TEXT:
[BEGIN]

As we head toward the 2026 Formula 1 season, one name sitting on a potential powder keg is Isack Hadjar, Red Bull's latest experiment as Max Verstappen's teammate.
They have placed young Frenchman Hadjar alongside Verstappen, fresh off yet another reminder that the second seat at Red Bull is not a career opportunity; it has been more like a career hazard. The Yuki Tsunoda experiment failed. Spectacularly.
Before that, Liam Lawson was thrown out after two races, a disgraceful decision that said more about Red Bull than it did about the driver. And now it is Hadjar’s turn.
Let us be brutally honest about what the 21-year-old is walking into. This is not a normal teammate battle. This is not a learning year. This is not a gentle introduction to life at the sharp end of Formula 1. This is a four-time world champion at the absolute peak of his powers, still improving, still refining, still hunting. Verstappen is not slowing down. He is accelerating away from the field.

[END]

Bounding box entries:
[BEGIN]

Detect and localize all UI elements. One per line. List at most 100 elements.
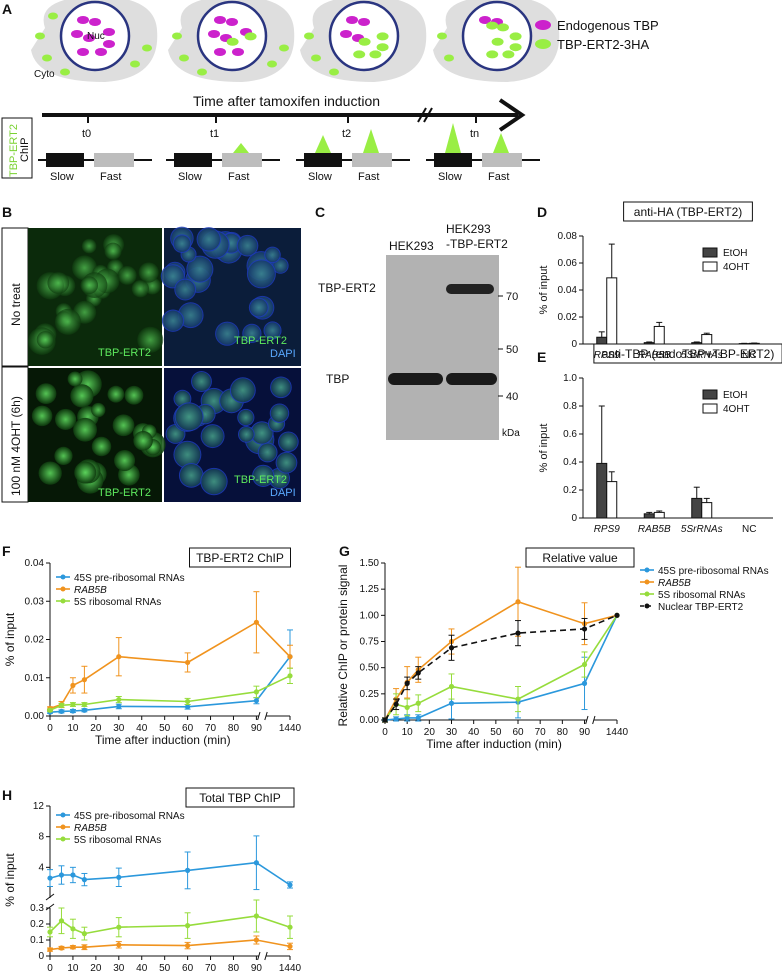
chart-h-y-tick-label: 0.1 <box>30 935 44 946</box>
cell-signal <box>39 461 62 484</box>
chart-g-point-5s-ribosomal-rnas <box>405 705 410 710</box>
chart-f-legend-45s-pre-ribosomal-rnas: 45S pre-ribosomal RNAs <box>74 573 185 584</box>
chart-g-legend-marker <box>645 592 650 597</box>
chart-h-legend-marker <box>61 825 66 830</box>
chart-h-point-45s-pre-ribosomal-rnas <box>70 872 75 877</box>
cell-signal <box>91 403 105 417</box>
chart-f-point-rab5b <box>116 654 121 659</box>
chart-g-y-tick-label: 0.00 <box>360 715 380 726</box>
label-merge-dapi-1: DAPI <box>270 348 296 360</box>
chart-g-x-tick-label: 90 <box>579 727 591 738</box>
chart-d-y-label: % of input <box>538 266 550 315</box>
chart-f-point-rab5b <box>70 683 75 688</box>
chart-f-y-tick-label: 0.01 <box>25 673 45 684</box>
cell-signal <box>231 378 255 402</box>
ert2-dot <box>179 55 189 62</box>
cell-signal <box>250 299 268 317</box>
chart-e-bar-4oht-rab5b <box>654 512 664 518</box>
chart-f-y-label: % of input <box>3 612 17 666</box>
ert2-dot <box>502 50 514 58</box>
ert2-dot <box>369 50 381 58</box>
cell-signal <box>239 427 254 442</box>
cell-signal <box>125 386 144 405</box>
chart-h-legend-45s-pre-ribosomal-rnas: 45S pre-ribosomal RNAs <box>74 811 185 822</box>
timepoint-label-t1: t1 <box>210 128 219 140</box>
chart-g-point-rab5b <box>515 599 520 604</box>
chart-h-y-tick-label: 4 <box>38 862 44 873</box>
band-tbp-ert2 <box>446 284 494 294</box>
endogenous-tbp-swatch <box>535 20 551 30</box>
cell-signal <box>104 243 121 260</box>
cell-signal <box>202 425 224 447</box>
endogenous-tbp-dot <box>95 48 107 56</box>
chart-f-point-5s-ribosomal-rnas <box>82 702 87 707</box>
chart-h-line-5s-ribosomal-rnas <box>50 916 290 934</box>
chart-h-legend-5s-ribosomal-rnas: 5S ribosomal RNAs <box>74 835 161 846</box>
chart-f-y-tick-label: 0.02 <box>25 635 45 646</box>
label-nuc: Nuc <box>87 31 105 42</box>
cell-signal <box>92 437 111 456</box>
cell-signal <box>113 414 135 436</box>
chart-f-point-rab5b <box>82 677 87 682</box>
chart-h-point-45s-pre-ribosomal-rnas <box>116 875 121 880</box>
chart-h-title: Total TBP ChIP <box>199 791 281 805</box>
ert2-dot <box>227 38 239 46</box>
chart-g-point-45s-pre-ribosomal-rnas <box>416 715 421 720</box>
slow-label: Slow <box>438 171 462 183</box>
chart-f-legend-marker <box>61 599 66 604</box>
chart-f-point-5s-ribosomal-rnas <box>70 702 75 707</box>
cell-signal <box>133 431 153 451</box>
chart-e-y-label: % of input <box>538 424 550 473</box>
chart-h-point-rab5b <box>82 945 87 950</box>
chart-g-y-tick-label: 1.50 <box>360 558 380 569</box>
ert2-dot <box>172 33 182 40</box>
ert2-dot <box>444 55 454 62</box>
slow-peak <box>445 123 461 153</box>
cell-signal <box>279 432 298 451</box>
chart-e-category-nc: NC <box>742 524 756 535</box>
chart-e-y-tick-label: 0.2 <box>563 485 577 496</box>
chart-e-y-tick-label: 0.8 <box>563 401 577 412</box>
fast-peak <box>493 133 509 153</box>
ert2-dot <box>377 43 389 51</box>
slow-label: Slow <box>178 171 202 183</box>
fast-gene-box <box>94 153 134 167</box>
chart-h-point-45s-pre-ribosomal-rnas <box>254 860 259 865</box>
ert2-dot <box>279 45 289 52</box>
cell-signal <box>73 418 97 442</box>
chart-f-point-45s-pre-ribosomal-rnas <box>70 708 75 713</box>
chart-g-legend-marker <box>645 604 650 609</box>
chart-d-legend-swatch <box>703 248 717 257</box>
chart-f-legend-marker <box>61 587 66 592</box>
chart-h-point-45s-pre-ribosomal-rnas <box>287 882 292 887</box>
ert2-dot <box>497 23 509 31</box>
chart-e-bar-etoh-5srrnas <box>692 498 702 518</box>
chart-e-y-tick-label: 0 <box>571 513 577 524</box>
chart-g-point-nuclear-tbp-ert2 <box>382 717 387 722</box>
cell-signal <box>174 235 191 252</box>
chart-d-legend-swatch <box>703 262 717 271</box>
chart-h-x-tick-label: 90 <box>251 963 263 972</box>
label-cyto: Cyto <box>34 69 55 80</box>
chart-g-point-nuclear-tbp-ert2 <box>405 681 410 686</box>
chart-f-point-5s-ribosomal-rnas <box>116 697 121 702</box>
chart-f-point-rab5b <box>254 620 259 625</box>
chart-h-y-tick-label: 8 <box>38 832 44 843</box>
endogenous-tbp-dot <box>214 16 226 24</box>
western-blot: HEK293 HEK293 -TBP-ERT2 TBP-ERT2 TBP 70 … <box>318 222 520 440</box>
cell-signal <box>32 406 53 427</box>
chart-d-y-tick-label: 0.06 <box>558 258 578 269</box>
chart-g-title: Relative value <box>542 551 618 565</box>
chart-g-y-tick-label: 1.25 <box>360 584 380 595</box>
band-label-tbp-ert2: TBP-ERT2 <box>318 281 376 295</box>
chart-f-point-45s-pre-ribosomal-rnas <box>116 704 121 709</box>
chart-g-legend-nuclear-tbp-ert2: Nuclear TBP-ERT2 <box>658 602 744 613</box>
fast-gene-box <box>482 153 522 167</box>
ert2-dot <box>42 55 52 62</box>
chart-d-y-tick-label: 0.02 <box>558 312 578 323</box>
chart-d-y-tick-label: 0.08 <box>558 231 578 242</box>
ert2-dot <box>486 50 498 58</box>
fast-peak <box>233 143 249 153</box>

[END]

INSTRUCTIONS:
(A) Duplicate the part of the Formula 1 piece that starts at "Before that, Liam" and ends at "is Hadjar’s turn.".
(B) Name every driver mentioned in the Formula 1 piece.

ANSWERS FOR THIS EXERCISE:
(A)
Before that, Liam Lawson was thrown out after two races, a disgraceful decision that said more about Red Bull than it did about the driver. And now it is Hadjar’s turn.

(B)
Isack Hadjar
Max Verstappen
Yuki Tsunoda
Liam Lawson